• **Information supplied**

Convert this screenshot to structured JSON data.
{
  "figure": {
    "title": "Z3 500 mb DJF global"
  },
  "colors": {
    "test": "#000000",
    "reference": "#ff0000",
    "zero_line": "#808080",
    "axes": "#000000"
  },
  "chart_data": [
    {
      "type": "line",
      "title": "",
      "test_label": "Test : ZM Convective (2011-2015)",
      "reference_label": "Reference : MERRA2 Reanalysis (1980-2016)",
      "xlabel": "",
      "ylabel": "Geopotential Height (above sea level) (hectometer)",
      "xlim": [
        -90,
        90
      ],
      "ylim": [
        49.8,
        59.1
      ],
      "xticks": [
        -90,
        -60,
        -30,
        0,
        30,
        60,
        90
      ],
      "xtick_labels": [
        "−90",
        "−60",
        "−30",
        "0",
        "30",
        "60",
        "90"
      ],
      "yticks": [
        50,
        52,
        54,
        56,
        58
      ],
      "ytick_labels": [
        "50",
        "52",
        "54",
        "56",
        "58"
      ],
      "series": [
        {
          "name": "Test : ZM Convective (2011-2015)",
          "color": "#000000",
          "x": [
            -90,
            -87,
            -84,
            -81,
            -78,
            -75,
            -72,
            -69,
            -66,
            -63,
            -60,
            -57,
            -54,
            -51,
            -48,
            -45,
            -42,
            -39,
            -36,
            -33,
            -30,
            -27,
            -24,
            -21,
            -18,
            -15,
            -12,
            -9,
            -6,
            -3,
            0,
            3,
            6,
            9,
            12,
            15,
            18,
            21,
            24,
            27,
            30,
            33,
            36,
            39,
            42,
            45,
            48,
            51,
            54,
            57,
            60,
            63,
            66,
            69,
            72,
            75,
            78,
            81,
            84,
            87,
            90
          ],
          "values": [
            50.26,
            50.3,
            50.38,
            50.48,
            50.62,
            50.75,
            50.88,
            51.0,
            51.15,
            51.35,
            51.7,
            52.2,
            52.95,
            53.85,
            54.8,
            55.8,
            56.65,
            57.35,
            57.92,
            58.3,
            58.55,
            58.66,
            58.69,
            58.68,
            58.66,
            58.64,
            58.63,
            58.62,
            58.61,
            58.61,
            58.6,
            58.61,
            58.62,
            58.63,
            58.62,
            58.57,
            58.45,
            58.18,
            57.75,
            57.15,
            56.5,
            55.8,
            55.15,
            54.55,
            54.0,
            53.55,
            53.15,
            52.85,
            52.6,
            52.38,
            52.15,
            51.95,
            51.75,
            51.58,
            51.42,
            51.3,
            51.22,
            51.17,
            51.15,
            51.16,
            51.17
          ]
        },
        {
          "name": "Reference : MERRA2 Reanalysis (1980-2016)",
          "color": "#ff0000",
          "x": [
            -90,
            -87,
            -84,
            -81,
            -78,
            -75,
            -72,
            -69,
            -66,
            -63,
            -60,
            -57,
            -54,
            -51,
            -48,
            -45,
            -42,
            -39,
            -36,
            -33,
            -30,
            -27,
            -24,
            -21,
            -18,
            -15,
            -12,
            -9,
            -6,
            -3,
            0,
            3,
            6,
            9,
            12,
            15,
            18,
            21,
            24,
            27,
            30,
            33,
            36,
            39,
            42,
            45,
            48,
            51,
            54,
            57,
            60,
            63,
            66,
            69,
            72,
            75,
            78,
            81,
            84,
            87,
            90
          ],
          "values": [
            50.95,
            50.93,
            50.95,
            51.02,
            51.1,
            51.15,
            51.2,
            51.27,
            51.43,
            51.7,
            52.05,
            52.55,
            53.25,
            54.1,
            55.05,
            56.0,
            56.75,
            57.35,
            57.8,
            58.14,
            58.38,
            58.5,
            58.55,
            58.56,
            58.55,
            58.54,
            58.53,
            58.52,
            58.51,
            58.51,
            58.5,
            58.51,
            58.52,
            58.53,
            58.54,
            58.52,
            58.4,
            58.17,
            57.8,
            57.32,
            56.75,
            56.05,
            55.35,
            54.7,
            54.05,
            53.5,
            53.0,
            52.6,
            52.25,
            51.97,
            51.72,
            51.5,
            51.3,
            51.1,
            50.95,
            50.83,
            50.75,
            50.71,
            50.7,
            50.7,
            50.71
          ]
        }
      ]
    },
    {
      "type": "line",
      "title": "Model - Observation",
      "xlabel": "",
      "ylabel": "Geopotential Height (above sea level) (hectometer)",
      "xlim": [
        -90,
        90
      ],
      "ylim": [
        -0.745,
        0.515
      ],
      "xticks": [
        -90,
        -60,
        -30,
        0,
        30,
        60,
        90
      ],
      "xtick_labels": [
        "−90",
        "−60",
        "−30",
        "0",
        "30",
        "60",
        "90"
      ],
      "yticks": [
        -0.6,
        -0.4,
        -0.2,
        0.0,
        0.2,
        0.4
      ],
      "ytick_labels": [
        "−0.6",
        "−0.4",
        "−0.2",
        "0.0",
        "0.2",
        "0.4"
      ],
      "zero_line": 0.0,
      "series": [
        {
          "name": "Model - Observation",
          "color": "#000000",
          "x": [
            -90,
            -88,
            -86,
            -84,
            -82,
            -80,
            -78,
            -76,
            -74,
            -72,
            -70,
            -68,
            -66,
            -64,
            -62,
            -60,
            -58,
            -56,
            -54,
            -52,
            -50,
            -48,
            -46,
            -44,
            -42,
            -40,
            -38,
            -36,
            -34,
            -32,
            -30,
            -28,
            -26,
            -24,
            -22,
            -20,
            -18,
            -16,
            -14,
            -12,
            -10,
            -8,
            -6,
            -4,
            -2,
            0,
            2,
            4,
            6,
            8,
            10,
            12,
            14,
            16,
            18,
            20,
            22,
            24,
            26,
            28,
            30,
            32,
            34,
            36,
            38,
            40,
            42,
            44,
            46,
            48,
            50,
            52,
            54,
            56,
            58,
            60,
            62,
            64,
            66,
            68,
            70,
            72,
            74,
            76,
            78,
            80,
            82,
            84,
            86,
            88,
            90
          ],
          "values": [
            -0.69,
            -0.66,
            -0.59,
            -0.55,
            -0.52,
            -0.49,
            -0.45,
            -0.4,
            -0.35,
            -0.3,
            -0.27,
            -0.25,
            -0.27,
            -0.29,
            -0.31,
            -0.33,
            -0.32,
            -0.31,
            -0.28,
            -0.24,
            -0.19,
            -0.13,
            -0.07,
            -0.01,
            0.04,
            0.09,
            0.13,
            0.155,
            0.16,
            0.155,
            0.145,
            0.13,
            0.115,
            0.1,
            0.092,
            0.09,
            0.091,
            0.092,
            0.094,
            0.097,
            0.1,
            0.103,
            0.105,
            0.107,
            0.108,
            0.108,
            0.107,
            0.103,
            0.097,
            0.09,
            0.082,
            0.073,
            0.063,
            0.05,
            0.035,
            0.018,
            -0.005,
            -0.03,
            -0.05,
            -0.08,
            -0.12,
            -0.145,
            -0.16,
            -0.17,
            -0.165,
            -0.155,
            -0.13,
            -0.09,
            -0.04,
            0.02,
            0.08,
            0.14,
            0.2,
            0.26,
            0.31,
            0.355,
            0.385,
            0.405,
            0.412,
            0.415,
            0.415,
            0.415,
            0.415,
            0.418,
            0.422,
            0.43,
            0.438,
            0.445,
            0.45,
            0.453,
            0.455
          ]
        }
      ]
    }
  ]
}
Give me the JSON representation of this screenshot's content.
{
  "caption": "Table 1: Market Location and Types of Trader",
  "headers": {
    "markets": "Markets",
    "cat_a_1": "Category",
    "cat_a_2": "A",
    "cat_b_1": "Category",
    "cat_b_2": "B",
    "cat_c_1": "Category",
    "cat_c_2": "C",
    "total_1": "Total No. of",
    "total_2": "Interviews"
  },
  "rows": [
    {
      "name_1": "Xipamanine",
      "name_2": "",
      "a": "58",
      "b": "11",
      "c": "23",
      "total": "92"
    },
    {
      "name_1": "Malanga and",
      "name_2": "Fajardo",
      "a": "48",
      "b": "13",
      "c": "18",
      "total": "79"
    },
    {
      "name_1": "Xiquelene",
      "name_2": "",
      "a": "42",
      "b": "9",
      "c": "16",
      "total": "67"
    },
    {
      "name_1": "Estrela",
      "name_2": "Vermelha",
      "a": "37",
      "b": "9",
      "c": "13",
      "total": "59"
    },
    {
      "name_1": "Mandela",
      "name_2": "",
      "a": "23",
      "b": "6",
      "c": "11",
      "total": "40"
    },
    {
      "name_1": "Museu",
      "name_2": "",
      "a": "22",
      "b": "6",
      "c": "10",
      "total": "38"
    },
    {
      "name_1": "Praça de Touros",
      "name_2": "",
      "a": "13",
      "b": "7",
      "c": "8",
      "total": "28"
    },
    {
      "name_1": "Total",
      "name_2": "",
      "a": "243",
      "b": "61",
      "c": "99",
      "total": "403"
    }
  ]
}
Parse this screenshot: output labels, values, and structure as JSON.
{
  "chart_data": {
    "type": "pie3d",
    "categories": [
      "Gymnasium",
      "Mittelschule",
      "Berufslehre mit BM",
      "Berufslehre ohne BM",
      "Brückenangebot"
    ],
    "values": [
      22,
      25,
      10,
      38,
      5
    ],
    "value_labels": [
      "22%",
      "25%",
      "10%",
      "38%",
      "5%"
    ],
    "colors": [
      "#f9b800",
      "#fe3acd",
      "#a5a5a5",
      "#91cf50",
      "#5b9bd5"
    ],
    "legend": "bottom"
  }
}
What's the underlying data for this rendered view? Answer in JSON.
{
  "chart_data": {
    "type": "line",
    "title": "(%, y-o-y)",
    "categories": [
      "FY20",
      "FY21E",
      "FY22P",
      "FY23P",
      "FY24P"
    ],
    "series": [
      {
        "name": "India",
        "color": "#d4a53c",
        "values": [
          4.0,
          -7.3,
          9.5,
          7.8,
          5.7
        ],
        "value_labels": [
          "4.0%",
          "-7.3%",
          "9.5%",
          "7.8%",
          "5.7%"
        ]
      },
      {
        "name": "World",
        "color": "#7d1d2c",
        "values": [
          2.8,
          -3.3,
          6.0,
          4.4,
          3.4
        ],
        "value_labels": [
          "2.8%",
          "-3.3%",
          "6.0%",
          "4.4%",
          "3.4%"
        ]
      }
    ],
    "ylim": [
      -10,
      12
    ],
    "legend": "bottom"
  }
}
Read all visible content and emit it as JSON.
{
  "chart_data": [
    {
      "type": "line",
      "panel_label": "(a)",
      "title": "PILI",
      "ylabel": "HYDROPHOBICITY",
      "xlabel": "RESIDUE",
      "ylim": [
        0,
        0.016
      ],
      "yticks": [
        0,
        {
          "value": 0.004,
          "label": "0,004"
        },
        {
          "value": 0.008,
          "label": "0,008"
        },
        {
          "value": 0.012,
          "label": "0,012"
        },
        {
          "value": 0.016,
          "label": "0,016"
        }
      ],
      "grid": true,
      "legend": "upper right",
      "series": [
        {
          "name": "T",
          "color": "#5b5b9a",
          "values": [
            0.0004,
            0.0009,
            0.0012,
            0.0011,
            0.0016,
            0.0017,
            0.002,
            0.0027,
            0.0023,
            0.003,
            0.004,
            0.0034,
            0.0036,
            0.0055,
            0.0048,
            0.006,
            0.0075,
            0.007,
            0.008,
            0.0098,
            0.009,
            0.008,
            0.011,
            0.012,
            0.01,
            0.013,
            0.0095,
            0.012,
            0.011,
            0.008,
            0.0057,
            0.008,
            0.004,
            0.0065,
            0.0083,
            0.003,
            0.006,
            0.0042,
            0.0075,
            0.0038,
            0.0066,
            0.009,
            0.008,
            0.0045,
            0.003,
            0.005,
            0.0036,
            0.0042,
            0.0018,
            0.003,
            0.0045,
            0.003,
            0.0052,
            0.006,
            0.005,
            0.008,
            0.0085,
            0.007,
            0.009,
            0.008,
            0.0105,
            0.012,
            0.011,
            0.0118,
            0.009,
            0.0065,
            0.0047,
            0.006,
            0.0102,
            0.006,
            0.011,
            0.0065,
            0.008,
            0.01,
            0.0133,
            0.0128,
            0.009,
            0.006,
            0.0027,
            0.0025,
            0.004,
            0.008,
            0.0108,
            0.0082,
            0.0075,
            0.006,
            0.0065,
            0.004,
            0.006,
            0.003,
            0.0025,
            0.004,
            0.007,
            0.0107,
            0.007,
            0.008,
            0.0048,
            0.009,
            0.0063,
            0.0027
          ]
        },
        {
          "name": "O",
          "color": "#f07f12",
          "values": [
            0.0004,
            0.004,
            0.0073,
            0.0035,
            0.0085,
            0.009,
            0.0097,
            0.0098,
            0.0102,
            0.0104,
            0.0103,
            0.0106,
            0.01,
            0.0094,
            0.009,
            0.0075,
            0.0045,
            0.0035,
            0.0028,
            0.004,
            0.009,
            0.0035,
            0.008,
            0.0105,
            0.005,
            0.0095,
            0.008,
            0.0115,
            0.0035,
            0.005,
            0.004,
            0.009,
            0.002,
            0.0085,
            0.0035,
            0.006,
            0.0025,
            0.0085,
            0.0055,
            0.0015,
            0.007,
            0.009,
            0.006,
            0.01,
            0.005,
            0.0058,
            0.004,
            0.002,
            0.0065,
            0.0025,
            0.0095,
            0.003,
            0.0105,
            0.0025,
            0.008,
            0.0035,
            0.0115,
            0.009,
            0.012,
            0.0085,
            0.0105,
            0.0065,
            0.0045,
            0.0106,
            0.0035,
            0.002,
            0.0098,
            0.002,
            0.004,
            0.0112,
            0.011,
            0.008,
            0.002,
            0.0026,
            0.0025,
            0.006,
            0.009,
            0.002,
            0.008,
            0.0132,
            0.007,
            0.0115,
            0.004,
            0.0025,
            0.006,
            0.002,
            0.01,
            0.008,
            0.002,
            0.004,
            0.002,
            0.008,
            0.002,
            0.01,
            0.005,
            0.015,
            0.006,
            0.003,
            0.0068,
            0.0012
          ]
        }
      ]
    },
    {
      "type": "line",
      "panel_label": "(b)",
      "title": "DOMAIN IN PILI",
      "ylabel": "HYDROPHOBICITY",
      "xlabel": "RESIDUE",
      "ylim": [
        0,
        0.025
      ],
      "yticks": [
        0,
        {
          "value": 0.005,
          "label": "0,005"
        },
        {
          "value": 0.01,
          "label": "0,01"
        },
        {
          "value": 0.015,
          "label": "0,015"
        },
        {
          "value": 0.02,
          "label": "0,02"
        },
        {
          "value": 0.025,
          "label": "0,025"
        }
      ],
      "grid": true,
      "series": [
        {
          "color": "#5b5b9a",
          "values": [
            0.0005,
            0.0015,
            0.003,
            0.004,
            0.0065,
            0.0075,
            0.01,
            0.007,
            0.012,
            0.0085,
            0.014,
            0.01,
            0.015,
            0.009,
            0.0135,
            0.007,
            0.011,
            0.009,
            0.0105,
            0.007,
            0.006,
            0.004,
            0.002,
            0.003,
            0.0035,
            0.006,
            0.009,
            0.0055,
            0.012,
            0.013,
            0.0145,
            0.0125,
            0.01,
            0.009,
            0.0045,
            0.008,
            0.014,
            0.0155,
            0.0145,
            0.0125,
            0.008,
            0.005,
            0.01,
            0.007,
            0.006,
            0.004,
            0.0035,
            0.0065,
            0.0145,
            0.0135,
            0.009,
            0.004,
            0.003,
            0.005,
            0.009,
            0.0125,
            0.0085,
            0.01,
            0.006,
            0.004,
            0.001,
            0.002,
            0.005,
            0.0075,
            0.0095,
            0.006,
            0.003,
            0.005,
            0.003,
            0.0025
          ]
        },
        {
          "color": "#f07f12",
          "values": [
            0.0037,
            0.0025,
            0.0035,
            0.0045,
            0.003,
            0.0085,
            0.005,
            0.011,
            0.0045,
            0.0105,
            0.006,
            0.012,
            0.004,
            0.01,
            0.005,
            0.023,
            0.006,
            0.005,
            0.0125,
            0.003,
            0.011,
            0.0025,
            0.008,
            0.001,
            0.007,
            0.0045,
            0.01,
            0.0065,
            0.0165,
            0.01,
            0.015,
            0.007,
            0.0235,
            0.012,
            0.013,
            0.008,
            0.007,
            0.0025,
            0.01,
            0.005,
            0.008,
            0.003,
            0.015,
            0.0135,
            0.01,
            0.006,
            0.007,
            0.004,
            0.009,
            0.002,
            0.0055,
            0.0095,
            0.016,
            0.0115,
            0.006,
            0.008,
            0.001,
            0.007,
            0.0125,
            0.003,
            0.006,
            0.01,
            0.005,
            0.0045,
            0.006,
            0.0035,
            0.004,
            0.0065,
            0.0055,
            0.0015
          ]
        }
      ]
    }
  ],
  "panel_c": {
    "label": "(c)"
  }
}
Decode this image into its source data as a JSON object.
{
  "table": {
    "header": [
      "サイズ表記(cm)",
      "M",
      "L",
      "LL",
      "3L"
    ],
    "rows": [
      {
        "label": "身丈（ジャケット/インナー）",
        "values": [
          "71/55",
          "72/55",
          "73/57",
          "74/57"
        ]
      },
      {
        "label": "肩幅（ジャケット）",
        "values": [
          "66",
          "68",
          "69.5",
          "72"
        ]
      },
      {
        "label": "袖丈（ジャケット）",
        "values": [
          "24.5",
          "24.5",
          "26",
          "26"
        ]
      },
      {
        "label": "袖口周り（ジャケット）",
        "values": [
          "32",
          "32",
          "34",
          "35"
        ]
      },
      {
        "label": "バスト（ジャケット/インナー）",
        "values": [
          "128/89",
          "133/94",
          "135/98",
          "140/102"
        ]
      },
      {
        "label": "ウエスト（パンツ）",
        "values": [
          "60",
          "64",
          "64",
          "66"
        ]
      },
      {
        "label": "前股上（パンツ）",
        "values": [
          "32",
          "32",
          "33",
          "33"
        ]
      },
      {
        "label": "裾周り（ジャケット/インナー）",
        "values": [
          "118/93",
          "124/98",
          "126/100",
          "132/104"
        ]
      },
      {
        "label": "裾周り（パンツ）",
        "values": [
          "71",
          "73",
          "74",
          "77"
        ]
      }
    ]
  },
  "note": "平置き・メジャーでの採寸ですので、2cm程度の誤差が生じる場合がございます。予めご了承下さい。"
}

• **Brief**
Going through the records above, state how many lines carry "title", with no other text.

• **Exercise response**
6